⟨
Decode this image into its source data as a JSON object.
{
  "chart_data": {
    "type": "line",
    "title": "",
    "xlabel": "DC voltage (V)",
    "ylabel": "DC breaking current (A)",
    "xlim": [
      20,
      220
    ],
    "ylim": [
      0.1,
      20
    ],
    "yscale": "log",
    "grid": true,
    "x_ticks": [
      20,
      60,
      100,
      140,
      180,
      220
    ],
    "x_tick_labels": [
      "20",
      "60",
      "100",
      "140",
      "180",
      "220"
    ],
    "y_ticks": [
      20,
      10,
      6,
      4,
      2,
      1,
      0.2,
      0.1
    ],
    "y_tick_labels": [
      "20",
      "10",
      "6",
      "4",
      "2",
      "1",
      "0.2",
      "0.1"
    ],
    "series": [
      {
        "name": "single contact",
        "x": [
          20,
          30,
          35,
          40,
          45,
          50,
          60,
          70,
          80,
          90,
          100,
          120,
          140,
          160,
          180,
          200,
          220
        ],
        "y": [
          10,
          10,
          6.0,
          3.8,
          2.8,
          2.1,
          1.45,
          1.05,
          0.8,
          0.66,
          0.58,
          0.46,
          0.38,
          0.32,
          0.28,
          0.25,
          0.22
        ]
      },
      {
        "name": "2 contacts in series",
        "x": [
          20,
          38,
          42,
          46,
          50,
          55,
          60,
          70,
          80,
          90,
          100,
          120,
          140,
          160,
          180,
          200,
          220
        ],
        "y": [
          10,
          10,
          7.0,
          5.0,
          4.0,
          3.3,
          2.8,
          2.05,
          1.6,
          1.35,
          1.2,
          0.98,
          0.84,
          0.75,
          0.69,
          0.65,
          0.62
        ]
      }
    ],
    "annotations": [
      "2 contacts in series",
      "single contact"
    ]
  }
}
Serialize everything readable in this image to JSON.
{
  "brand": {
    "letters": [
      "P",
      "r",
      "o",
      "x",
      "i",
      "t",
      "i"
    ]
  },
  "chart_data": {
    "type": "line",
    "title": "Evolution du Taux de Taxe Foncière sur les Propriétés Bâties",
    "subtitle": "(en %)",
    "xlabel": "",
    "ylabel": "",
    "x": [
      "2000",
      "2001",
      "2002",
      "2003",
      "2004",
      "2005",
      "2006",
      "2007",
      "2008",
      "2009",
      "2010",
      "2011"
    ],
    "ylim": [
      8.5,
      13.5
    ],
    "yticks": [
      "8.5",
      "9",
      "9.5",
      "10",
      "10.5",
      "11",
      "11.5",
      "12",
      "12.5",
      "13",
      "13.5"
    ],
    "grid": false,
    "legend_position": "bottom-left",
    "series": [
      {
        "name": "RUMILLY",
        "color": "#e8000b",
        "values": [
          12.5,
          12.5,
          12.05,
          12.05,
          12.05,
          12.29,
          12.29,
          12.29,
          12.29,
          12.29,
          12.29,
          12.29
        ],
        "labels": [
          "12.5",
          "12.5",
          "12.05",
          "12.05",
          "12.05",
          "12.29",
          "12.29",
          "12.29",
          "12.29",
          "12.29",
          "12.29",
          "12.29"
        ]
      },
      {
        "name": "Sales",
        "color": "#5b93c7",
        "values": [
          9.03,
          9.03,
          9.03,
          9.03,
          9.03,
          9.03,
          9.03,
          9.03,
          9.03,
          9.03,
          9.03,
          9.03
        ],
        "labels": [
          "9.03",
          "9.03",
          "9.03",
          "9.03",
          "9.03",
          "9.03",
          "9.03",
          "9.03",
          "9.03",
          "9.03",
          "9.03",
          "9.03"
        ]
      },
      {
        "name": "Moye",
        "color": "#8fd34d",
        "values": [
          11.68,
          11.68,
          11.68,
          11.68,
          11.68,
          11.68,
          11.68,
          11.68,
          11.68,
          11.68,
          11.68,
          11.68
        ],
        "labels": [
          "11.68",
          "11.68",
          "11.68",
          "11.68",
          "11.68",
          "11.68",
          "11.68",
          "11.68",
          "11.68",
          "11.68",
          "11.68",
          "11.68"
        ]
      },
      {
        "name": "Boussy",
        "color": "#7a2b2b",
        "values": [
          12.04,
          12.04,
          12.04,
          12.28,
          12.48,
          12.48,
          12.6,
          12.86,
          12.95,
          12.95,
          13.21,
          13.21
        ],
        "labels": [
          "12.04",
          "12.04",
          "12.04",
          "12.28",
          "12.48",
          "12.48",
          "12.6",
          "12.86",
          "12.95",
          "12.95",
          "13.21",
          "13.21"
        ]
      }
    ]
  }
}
⟩
⟨
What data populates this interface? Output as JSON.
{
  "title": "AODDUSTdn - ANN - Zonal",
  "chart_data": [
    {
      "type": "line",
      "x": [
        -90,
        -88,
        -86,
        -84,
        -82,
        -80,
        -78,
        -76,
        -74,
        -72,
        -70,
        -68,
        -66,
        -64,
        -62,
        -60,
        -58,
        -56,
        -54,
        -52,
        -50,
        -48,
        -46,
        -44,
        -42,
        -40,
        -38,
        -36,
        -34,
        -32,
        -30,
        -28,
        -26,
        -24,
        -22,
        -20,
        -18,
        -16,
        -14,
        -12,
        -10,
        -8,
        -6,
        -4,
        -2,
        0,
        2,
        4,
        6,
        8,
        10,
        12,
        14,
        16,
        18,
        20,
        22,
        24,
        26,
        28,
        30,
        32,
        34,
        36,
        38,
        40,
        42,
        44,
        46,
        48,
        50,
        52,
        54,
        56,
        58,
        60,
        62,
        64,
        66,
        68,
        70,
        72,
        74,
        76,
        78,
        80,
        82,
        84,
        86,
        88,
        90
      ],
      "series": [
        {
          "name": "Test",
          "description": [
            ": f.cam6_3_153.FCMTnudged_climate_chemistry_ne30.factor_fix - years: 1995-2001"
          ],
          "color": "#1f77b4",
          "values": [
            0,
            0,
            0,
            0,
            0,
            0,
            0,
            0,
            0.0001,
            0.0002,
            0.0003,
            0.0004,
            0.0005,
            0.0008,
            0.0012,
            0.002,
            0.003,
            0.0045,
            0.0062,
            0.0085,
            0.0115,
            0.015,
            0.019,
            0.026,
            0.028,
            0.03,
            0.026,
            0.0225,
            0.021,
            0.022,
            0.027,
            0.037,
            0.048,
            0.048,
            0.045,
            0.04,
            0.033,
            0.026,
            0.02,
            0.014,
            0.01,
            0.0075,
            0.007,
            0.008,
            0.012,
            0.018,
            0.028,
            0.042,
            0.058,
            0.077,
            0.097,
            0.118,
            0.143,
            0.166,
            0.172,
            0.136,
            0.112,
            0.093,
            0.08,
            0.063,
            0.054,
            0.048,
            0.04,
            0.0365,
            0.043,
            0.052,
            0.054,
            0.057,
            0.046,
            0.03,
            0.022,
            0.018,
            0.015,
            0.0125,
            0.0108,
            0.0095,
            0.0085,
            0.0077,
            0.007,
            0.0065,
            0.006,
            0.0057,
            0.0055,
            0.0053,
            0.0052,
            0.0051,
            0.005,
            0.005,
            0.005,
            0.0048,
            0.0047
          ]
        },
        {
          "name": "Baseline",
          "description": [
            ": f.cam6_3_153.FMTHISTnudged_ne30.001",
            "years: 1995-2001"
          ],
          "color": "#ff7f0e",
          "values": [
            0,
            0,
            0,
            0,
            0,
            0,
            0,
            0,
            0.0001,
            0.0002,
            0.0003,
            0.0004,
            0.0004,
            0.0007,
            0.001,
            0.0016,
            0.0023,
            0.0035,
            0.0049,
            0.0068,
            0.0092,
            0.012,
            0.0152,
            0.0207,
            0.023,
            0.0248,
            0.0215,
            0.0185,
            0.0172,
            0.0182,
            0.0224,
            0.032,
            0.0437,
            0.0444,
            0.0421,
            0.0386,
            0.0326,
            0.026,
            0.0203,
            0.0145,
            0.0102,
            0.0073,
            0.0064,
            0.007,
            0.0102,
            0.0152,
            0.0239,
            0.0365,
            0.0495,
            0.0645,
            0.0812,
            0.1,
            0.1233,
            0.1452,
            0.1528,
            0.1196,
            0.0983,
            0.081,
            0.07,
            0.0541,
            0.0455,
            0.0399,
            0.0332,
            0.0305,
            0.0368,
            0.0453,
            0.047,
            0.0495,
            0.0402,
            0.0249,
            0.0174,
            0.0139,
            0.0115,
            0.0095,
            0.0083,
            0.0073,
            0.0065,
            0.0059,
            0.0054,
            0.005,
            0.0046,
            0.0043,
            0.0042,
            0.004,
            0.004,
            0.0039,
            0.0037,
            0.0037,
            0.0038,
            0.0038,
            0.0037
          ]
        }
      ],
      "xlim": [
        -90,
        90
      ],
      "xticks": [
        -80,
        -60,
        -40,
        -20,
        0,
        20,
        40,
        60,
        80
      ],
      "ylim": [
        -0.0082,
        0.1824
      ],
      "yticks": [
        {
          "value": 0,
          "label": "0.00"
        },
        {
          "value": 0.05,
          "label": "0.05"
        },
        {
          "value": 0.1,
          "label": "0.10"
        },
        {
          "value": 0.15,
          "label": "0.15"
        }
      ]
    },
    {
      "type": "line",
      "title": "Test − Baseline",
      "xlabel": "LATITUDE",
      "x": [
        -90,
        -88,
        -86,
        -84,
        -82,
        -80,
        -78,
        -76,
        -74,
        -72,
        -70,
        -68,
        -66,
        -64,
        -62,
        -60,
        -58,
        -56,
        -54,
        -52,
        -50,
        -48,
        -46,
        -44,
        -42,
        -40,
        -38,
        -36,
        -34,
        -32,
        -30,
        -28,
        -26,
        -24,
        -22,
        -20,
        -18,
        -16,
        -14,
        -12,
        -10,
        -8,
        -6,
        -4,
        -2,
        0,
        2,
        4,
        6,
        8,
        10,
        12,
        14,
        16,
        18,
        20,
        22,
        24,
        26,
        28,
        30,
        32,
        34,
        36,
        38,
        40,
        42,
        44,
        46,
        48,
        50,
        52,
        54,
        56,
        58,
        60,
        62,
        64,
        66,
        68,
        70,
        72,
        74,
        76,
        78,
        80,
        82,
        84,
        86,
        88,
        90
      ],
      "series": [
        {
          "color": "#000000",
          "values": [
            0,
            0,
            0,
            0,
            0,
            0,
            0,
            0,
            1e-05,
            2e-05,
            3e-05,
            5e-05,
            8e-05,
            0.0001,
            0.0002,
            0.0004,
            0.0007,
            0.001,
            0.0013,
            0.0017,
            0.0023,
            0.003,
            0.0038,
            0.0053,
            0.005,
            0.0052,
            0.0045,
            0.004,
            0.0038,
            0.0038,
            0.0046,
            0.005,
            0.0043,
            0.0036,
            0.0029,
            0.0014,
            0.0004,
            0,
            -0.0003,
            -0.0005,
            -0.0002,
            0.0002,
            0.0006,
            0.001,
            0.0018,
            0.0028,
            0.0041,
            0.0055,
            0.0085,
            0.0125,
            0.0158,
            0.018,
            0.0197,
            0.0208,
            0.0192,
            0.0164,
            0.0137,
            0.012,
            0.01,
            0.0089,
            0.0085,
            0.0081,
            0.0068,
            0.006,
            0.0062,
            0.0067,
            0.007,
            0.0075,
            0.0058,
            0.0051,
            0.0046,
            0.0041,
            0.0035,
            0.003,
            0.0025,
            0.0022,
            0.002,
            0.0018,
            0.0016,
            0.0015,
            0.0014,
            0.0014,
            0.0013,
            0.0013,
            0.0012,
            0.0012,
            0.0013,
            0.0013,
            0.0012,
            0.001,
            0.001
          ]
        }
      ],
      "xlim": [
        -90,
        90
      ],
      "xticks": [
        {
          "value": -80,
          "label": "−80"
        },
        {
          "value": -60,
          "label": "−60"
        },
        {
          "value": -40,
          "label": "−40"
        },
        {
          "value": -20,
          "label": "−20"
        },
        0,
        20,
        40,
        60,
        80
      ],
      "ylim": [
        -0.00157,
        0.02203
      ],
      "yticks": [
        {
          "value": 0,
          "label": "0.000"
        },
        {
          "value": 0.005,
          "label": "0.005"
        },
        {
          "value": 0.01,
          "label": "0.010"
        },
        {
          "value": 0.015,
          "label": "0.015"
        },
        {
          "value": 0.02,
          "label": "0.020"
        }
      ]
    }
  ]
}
⟩
⟨
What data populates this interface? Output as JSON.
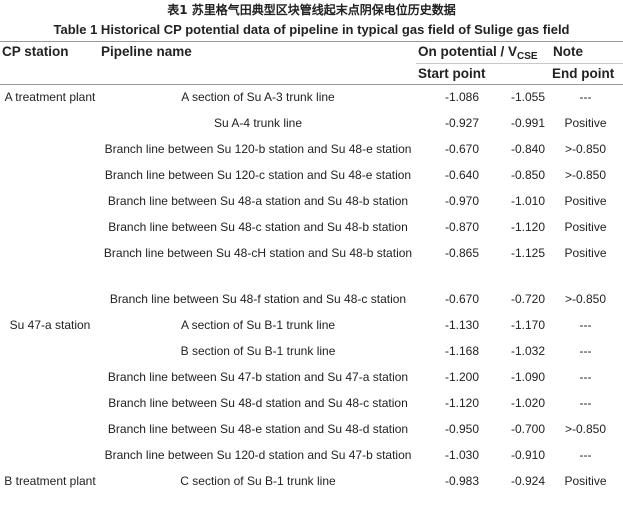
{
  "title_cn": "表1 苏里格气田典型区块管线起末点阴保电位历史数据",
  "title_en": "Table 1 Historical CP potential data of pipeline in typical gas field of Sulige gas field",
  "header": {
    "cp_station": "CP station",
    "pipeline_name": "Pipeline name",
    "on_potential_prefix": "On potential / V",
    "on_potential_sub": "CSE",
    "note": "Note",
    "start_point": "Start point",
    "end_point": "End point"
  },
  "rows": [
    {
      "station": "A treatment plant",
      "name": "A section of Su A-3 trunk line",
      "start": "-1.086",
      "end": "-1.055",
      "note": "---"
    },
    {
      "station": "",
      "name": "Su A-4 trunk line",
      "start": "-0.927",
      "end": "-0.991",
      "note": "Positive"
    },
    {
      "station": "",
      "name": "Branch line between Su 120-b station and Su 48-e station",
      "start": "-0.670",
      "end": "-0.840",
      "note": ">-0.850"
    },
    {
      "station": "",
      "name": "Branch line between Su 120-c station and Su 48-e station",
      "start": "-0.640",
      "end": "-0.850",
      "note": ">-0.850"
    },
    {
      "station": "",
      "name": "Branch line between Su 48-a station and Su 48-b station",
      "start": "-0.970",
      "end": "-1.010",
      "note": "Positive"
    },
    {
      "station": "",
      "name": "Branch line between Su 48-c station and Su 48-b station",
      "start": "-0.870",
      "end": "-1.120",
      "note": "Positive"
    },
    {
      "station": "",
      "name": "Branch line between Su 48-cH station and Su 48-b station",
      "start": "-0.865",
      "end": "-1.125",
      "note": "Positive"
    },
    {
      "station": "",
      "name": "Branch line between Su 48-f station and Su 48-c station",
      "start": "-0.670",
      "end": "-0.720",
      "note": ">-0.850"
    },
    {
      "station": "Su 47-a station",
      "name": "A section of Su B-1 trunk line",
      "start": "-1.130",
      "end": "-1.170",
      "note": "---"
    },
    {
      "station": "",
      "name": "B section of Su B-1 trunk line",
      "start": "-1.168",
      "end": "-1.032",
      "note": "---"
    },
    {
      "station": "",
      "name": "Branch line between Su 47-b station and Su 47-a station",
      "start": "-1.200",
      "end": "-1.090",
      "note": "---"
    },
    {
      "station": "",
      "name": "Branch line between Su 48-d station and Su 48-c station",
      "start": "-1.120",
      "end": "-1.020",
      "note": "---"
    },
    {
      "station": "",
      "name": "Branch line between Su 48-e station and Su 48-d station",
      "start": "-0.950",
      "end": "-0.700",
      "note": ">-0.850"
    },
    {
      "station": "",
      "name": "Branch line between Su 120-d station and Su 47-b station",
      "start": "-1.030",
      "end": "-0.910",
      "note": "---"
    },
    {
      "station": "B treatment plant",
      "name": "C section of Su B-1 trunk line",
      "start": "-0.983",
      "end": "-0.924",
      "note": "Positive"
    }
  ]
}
⟩
■ Task ■
Above are the records. Identify each line that contains the word "single".

■ Response to the task ■
        "name": "single contact",
      "single contact"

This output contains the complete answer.